▶ Text passage
____

# Matamoros Crossing



## sparks55 (Jan 15, 2012)

Mack and I are driving through mexico in a couple of weeks. We are crossing at Matamoros. Has anyone had any experience crossing there?


----------



## conklinwh (Dec 19, 2009)

Yes, quite a bit as Ciudad Victoria to Matamoros is our favored route. We still have friends that go that way but we have temporarily shifted to cross via Nueva Laredo with all the cartel activity. It is a very easy crossing.


----------



## HolyMole (Jan 3, 2009)

conklinwh said:


> Yes, quite a bit as Ciudad Victoria to Matamoros is our favored route. We still have friends that go that way but we have temporarily shifted to cross via Nueva Laredo with all the cartel activity. It is a very easy crossing.

____

▶ Data extract
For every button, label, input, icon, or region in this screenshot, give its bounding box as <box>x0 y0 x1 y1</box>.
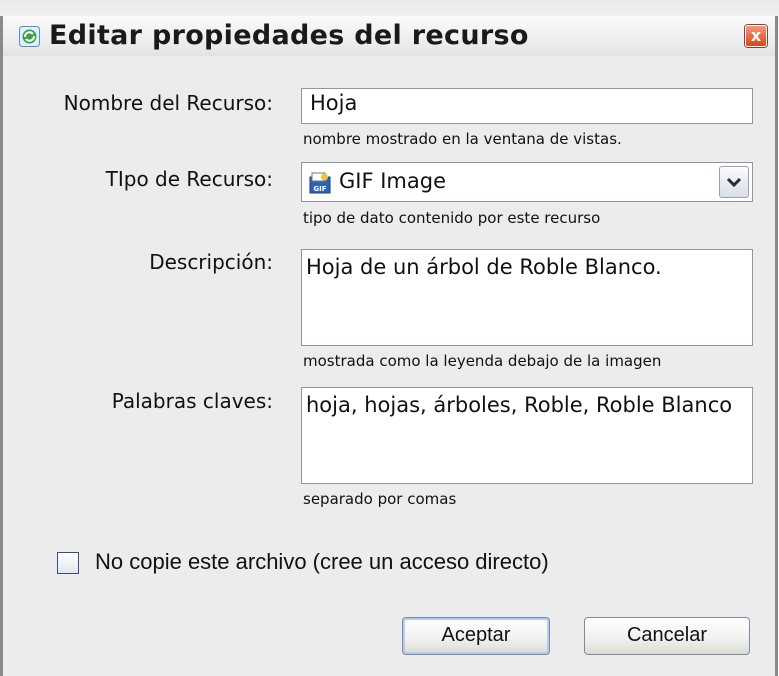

____

▶ Written instruction
Write out the Matamoros crossing thread word for word, from "## sparks55 (Jan" up to and including "(Dec 19, 2009)". The listing plays no part in this work.

▶ Solved exercise
## sparks55 (Jan 15, 2012)

Mack and I are driving through mexico in a couple of weeks. We are crossing at Matamoros. Has anyone had any experience crossing there?


----------



## conklinwh (Dec 19, 2009)